▸ Exercise aim
Leave out the pictures, and quote exactly the lines running from the one with "What text is on this page?" through the last line of the entries below.

———

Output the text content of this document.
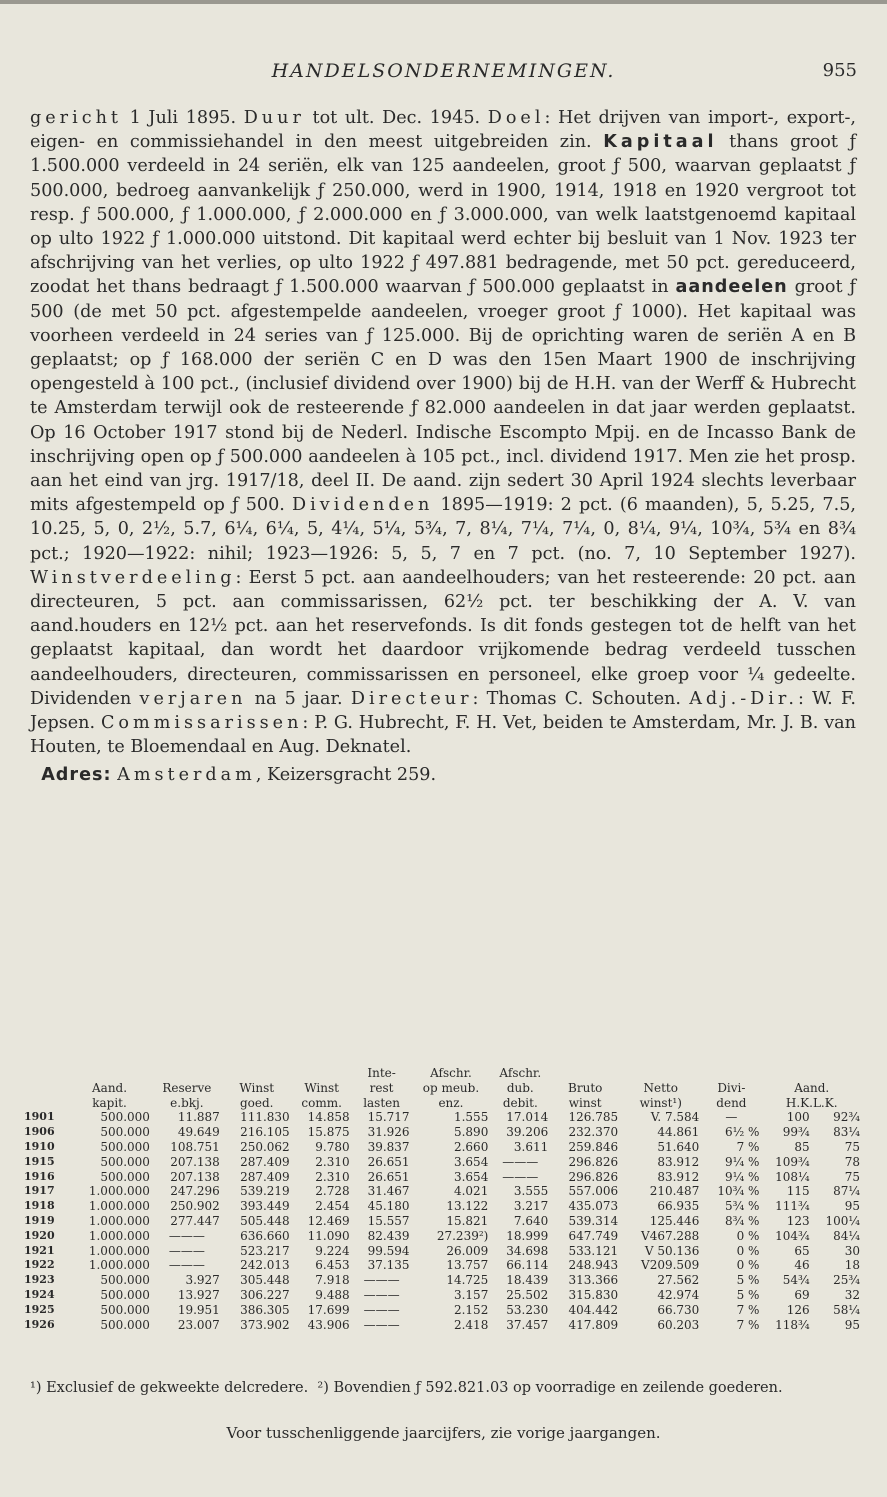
HANDELSONDERNEMINGEN.	955

gericht 1 Juli 1895. Duur tot ult. Dec. 1945. Doel: Het drijven van import-, export-, eigen- en commissiehandel in den meest uitgebreiden zin. Kapitaal thans groot ƒ 1.500.000 verdeeld in 24 seriën, elk van 125 aandeelen, groot ƒ 500, waarvan geplaatst ƒ 500.000, bedroeg aanvankelijk ƒ 250.000, werd in 1900, 1914, 1918 en 1920 vergroot tot resp. ƒ 500.000, ƒ 1.000.000, ƒ 2.000.000 en ƒ 3.000.000, van welk laatstgenoemd kapitaal op ulto 1922 ƒ 1.000.000 uitstond. Dit kapitaal werd echter bij besluit van 1 Nov. 1923 ter afschrijving van het verlies, op ulto 1922 ƒ 497.881 bedragende, met 50 pct. gereduceerd, zoodat het thans bedraagt ƒ 1.500.000 waarvan ƒ 500.000 geplaatst in aandeelen groot ƒ 500 (de met 50 pct. afgestempelde aandeelen, vroeger groot ƒ 1000). Het kapitaal was voorheen verdeeld in 24 series van ƒ 125.000. Bij de oprichting waren de seriën A en B geplaatst; op ƒ 168.000 der seriën C en D was den 15en Maart 1900 de inschrijving opengesteld à 100 pct., (inclusief dividend over 1900) bij de H.H. van der Werff & Hubrecht te Amsterdam terwijl ook de resteerende ƒ 82.000 aandeelen in dat jaar werden geplaatst. Op 16 October 1917 stond bij de Nederl. Indische Escompto Mpij. en de Incasso Bank de inschrijving open op ƒ 500.000 aandeelen à 105 pct., incl. dividend 1917. Men zie het prosp. aan het eind van jrg. 1917/18, deel II. De aand. zijn sedert 30 April 1924 slechts leverbaar mits afgestempeld op ƒ 500. Dividenden 1895—1919: 2 pct. (6 maanden), 5, 5.25, 7.5, 10.25, 5, 0, 2½, 5.7, 6¼, 6¼, 5, 4¼, 5¼, 5¾, 7, 8¼, 7¼, 7¼, 0, 8¼, 9¼, 10¾, 5¾ en 8¾ pct.; 1920—1922: nihil; 1923—1926: 5, 5, 7 en 7 pct. (no. 7, 10 September 1927). Winstverdeeling: Eerst 5 pct. aan aandeelhouders; van het resteerende: 20 pct. aan directeuren, 5 pct. aan commissarissen, 62½ pct. ter beschikking der A. V. van aand.houders en 12½ pct. aan het reservefonds. Is dit fonds gestegen tot de helft van het geplaatst kapitaal, dan wordt het daardoor vrijkomende bedrag verdeeld tusschen aandeelhouders, directeuren, commissarissen en personeel, elke groep voor ¼ gedeelte. Dividenden verjaren na 5 jaar. Directeur: Thomas C. Schouten. Adj.-Dir.: W. F. Jepsen. Commissarissen: P. G. Hubrecht, F. H. Vet, beiden te Amsterdam, Mr. J. B. van Houten, te Bloemendaal en Aug. Deknatel.

Adres: Amsterdam, Keizersgracht 259.

					Inte-	Afschr.	Afschr.					
	Aand.	Reserve	Winst	Winst	rest	op meub.	dub.	Bruto	Netto	Divi-	Aand.	
	kapit.	e.bkj.	goed.	comm.	lasten	enz.	debit.	winst	winst¹)	dend	H.K.L.K.	
1901	500.000	11.887	111.830	14.858	15.717	1.555	17.014	126.785	V. 7.584	—	100	92¾
1906	500.000	49.649	216.105	15.875	31.926	5.890	39.206	232.370	44.861	6½ %	99¾	83¼
1910	500.000	108.751	250.062	9.780	39.837	2.660	3.611	259.846	51.640	7 %	85	75
1915	500.000	207.138	287.409	2.310	26.651	3.654	———	296.826	83.912	9¼ %	109¾	78
1916	500.000	207.138	287.409	2.310	26.651	3.654	———	296.826	83.912	9¼ %	108¼	75
1917	1.000.000	247.296	539.219	2.728	31.467	4.021	3.555	557.006	210.487	10¾ %	115	87¼
1918	1.000.000	250.902	393.449	2.454	45.180	13.122	3.217	435.073	66.935	5¾ %	111¾	95
1919	1.000.000	277.447	505.448	12.469	15.557	15.821	7.640	539.314	125.446	8¾ %	123	100¼
1920	1.000.000	———	636.660	11.090	82.439	27.239²)	18.999	647.749	V467.288	0 %	104¾	84¼
1921	1.000.000	———	523.217	9.224	99.594	26.009	34.698	533.121	V 50.136	0 %	65	30
1922	1.000.000	———	242.013	6.453	37.135	13.757	66.114	248.943	V209.509	0 %	46	18
1923	500.000	3.927	305.448	7.918	———	14.725	18.439	313.366	27.562	5 %	54¾	25¾
1924	500.000	13.927	306.227	9.488	———	3.157	25.502	315.830	42.974	5 %	69	32
1925	500.000	19.951	386.305	17.699	———	2.152	53.230	404.442	66.730	7 %	126	58¼
1926	500.000	23.007	373.902	43.906	———	2.418	37.457	417.809	60.203	7 %	118¾	95

¹) Exclusief de gekweekte delcredere. ²) Bovendien ƒ 592.821.03 op voorradige en zeilende goederen.

Voor tusschenliggende jaarcijfers, zie vorige jaargangen.
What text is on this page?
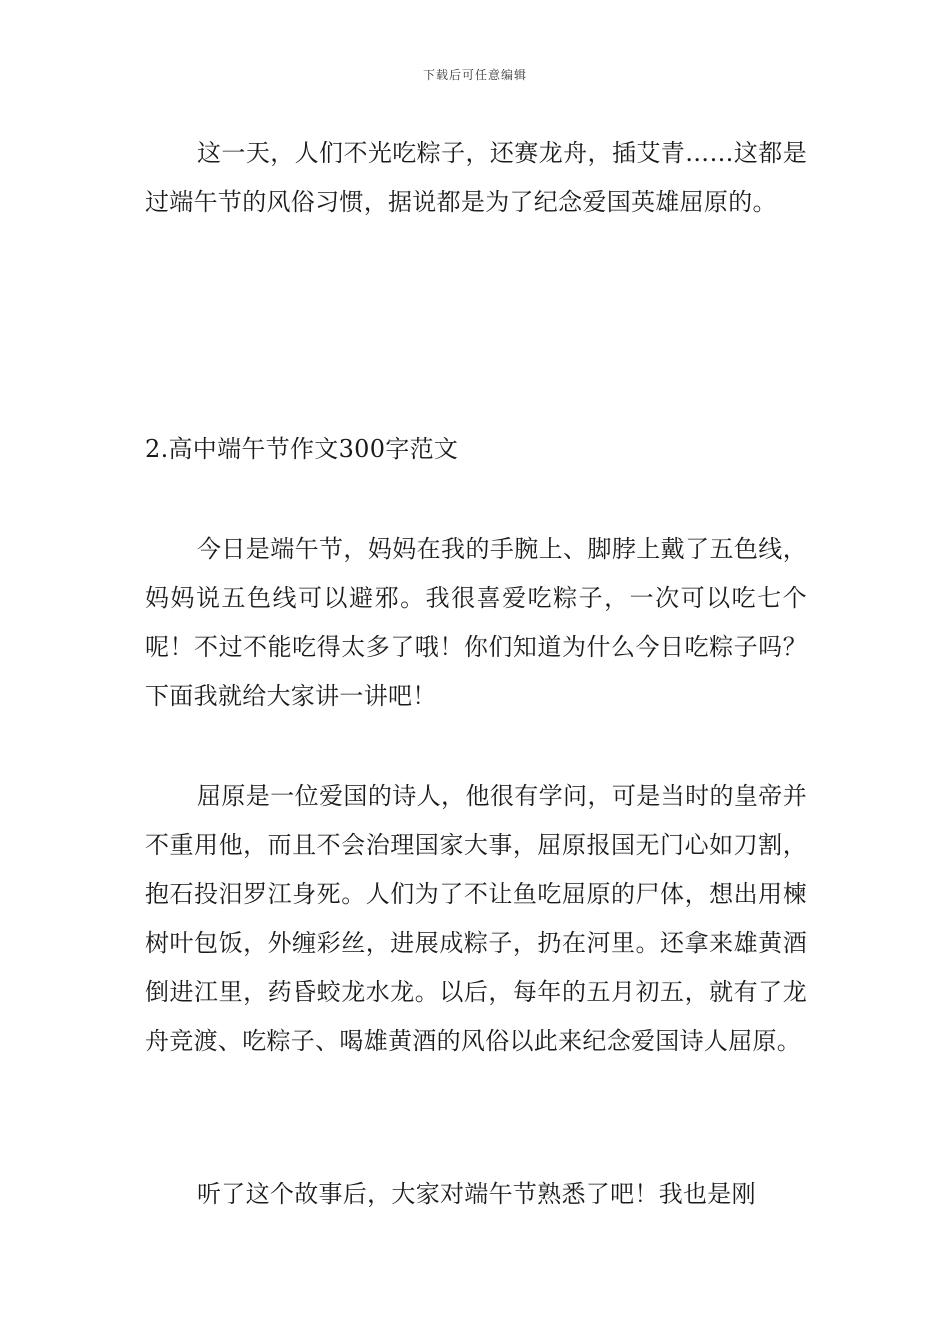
下载后可任意编辑

这一天，人们不光吃粽子，还赛龙舟，插艾青……这都是过端午节的风俗习惯，据说都是为了纪念爱国英雄屈原的。

2.高中端午节作文300字范文

今日是端午节，妈妈在我的手腕上、脚脖上戴了五色线，妈妈说五色线可以避邪。我很喜爱吃粽子，一次可以吃七个呢！不过不能吃得太多了哦！你们知道为什么今日吃粽子吗？下面我就给大家讲一讲吧！

屈原是一位爱国的诗人，他很有学问，可是当时的皇帝并不重用他，而且不会治理国家大事，屈原报国无门心如刀割，抱石投汨罗江身死。人们为了不让鱼吃屈原的尸体，想出用楝树叶包饭，外缠彩丝，进展成粽子，扔在河里。还拿来雄黄酒倒进江里，药昏蛟龙水龙。以后，每年的五月初五，就有了龙舟竞渡、吃粽子、喝雄黄酒的风俗以此来纪念爱国诗人屈原。

听了这个故事后，大家对端午节熟悉了吧！我也是刚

———

▸ Solution to this task
What text is on this page?
下载后可任意编辑

这一天，人们不光吃粽子，还赛龙舟，插艾青……这都是过端午节的风俗习惯，据说都是为了纪念爱国英雄屈原的。

2.高中端午节作文300字范文

今日是端午节，妈妈在我的手腕上、脚脖上戴了五色线，妈妈说五色线可以避邪。我很喜爱吃粽子，一次可以吃七个呢！不过不能吃得太多了哦！你们知道为什么今日吃粽子吗？下面我就给大家讲一讲吧！

屈原是一位爱国的诗人，他很有学问，可是当时的皇帝并不重用他，而且不会治理国家大事，屈原报国无门心如刀割，抱石投汨罗江身死。人们为了不让鱼吃屈原的尸体，想出用楝树叶包饭，外缠彩丝，进展成粽子，扔在河里。还拿来雄黄酒倒进江里，药昏蛟龙水龙。以后，每年的五月初五，就有了龙舟竞渡、吃粽子、喝雄黄酒的风俗以此来纪念爱国诗人屈原。

听了这个故事后，大家对端午节熟悉了吧！我也是刚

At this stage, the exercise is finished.